Your instructions> Extract every record, exactly as written, and ignore the pictures.

Raw data>
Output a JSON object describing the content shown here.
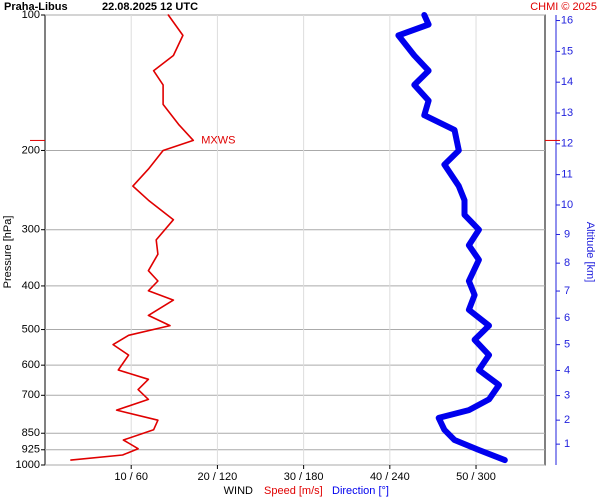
{
  "chart_data": {
    "type": "profile",
    "title": "Praha-Libus",
    "subtitle": "22.08.2025 12 UTC",
    "credit": "CHMI © 2025",
    "ylabel": "Pressure [hPa]",
    "y2label": "Altitude [km]",
    "xlabel": "WIND",
    "annotation": "MXWS",
    "ylim": [
      1000,
      100
    ],
    "ylog": true,
    "yticks": [
      100,
      200,
      300,
      400,
      500,
      600,
      700,
      850,
      925,
      1000
    ],
    "y2ticks": [
      1,
      2,
      3,
      4,
      5,
      6,
      7,
      8,
      9,
      10,
      11,
      12,
      13,
      14,
      15,
      16
    ],
    "y2color": "#2222dd",
    "xlim": [
      0,
      58
    ],
    "x2lim": [
      0,
      348
    ],
    "xticks": [
      {
        "value": 10,
        "label": "10 / 60"
      },
      {
        "value": 20,
        "label": "20 / 120"
      },
      {
        "value": 30,
        "label": "30 / 180"
      },
      {
        "value": 40,
        "label": "40 / 240"
      },
      {
        "value": 50,
        "label": "50 / 300"
      }
    ],
    "grid": true,
    "series": [
      {
        "name": "Speed [m/s]",
        "color": "#e00000",
        "axis": "x",
        "pressure": [
          975,
          950,
          920,
          880,
          835,
          795,
          755,
          715,
          680,
          645,
          615,
          570,
          540,
          515,
          490,
          465,
          430,
          410,
          390,
          370,
          340,
          316,
          285,
          258,
          240,
          220,
          200,
          190,
          175,
          158,
          143,
          133,
          123,
          111,
          100
        ],
        "values": [
          3,
          9,
          10.8,
          9.1,
          12.6,
          13.1,
          8.3,
          12,
          10.8,
          12,
          8.5,
          9.7,
          7.9,
          9.7,
          14.5,
          12,
          14.9,
          12,
          13.1,
          12,
          13.1,
          12.9,
          14.9,
          12,
          10.2,
          12,
          13.7,
          17.2,
          15.5,
          13.7,
          13.7,
          12.6,
          14.9,
          16,
          14.3
        ]
      },
      {
        "name": "Direction [°]",
        "color": "#0000ee",
        "axis": "x2",
        "pressure": [
          975,
          926,
          880,
          835,
          786,
          755,
          715,
          664,
          615,
          570,
          527,
          490,
          452,
          419,
          390,
          350,
          325,
          300,
          278,
          258,
          240,
          215,
          200,
          180,
          167,
          155,
          143,
          133,
          123,
          111,
          105,
          100
        ],
        "values": [
          320,
          302,
          285,
          278,
          274,
          295,
          309,
          316,
          302,
          309,
          299,
          309,
          295,
          299,
          295,
          302,
          295,
          302,
          292,
          292,
          288,
          278,
          288,
          285,
          264,
          267,
          257,
          267,
          257,
          246,
          267,
          264
        ]
      }
    ]
  }
}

Answer to this exercise>
Output a JSON object describing the content shown here.
{
  "chart_data": {
    "type": "profile",
    "title": "Praha-Libus",
    "subtitle": "22.08.2025 12 UTC",
    "credit": "CHMI © 2025",
    "ylabel": "Pressure [hPa]",
    "y2label": "Altitude [km]",
    "xlabel": "WIND",
    "annotation": "MXWS",
    "ylim": [
      1000,
      100
    ],
    "ylog": true,
    "yticks": [
      100,
      200,
      300,
      400,
      500,
      600,
      700,
      850,
      925,
      1000
    ],
    "y2ticks": [
      1,
      2,
      3,
      4,
      5,
      6,
      7,
      8,
      9,
      10,
      11,
      12,
      13,
      14,
      15,
      16
    ],
    "y2color": "#2222dd",
    "xlim": [
      0,
      58
    ],
    "x2lim": [
      0,
      348
    ],
    "xticks": [
      {
        "value": 10,
        "label": "10 / 60"
      },
      {
        "value": 20,
        "label": "20 / 120"
      },
      {
        "value": 30,
        "label": "30 / 180"
      },
      {
        "value": 40,
        "label": "40 / 240"
      },
      {
        "value": 50,
        "label": "50 / 300"
      }
    ],
    "grid": true,
    "series": [
      {
        "name": "Speed [m/s]",
        "color": "#e00000",
        "axis": "x",
        "pressure": [
          975,
          950,
          920,
          880,
          835,
          795,
          755,
          715,
          680,
          645,
          615,
          570,
          540,
          515,
          490,
          465,
          430,
          410,
          390,
          370,
          340,
          316,
          285,
          258,
          240,
          220,
          200,
          190,
          175,
          158,
          143,
          133,
          123,
          111,
          100
        ],
        "values": [
          3,
          9,
          10.8,
          9.1,
          12.6,
          13.1,
          8.3,
          12,
          10.8,
          12,
          8.5,
          9.7,
          7.9,
          9.7,
          14.5,
          12,
          14.9,
          12,
          13.1,
          12,
          13.1,
          12.9,
          14.9,
          12,
          10.2,
          12,
          13.7,
          17.2,
          15.5,
          13.7,
          13.7,
          12.6,
          14.9,
          16,
          14.3
        ]
      },
      {
        "name": "Direction [°]",
        "color": "#0000ee",
        "axis": "x2",
        "pressure": [
          975,
          926,
          880,
          835,
          786,
          755,
          715,
          664,
          615,
          570,
          527,
          490,
          452,
          419,
          390,
          350,
          325,
          300,
          278,
          258,
          240,
          215,
          200,
          180,
          167,
          155,
          143,
          133,
          123,
          111,
          105,
          100
        ],
        "values": [
          320,
          302,
          285,
          278,
          274,
          295,
          309,
          316,
          302,
          309,
          299,
          309,
          295,
          299,
          295,
          302,
          295,
          302,
          292,
          292,
          288,
          278,
          288,
          285,
          264,
          267,
          257,
          267,
          257,
          246,
          267,
          264
        ]
      }
    ]
  }
}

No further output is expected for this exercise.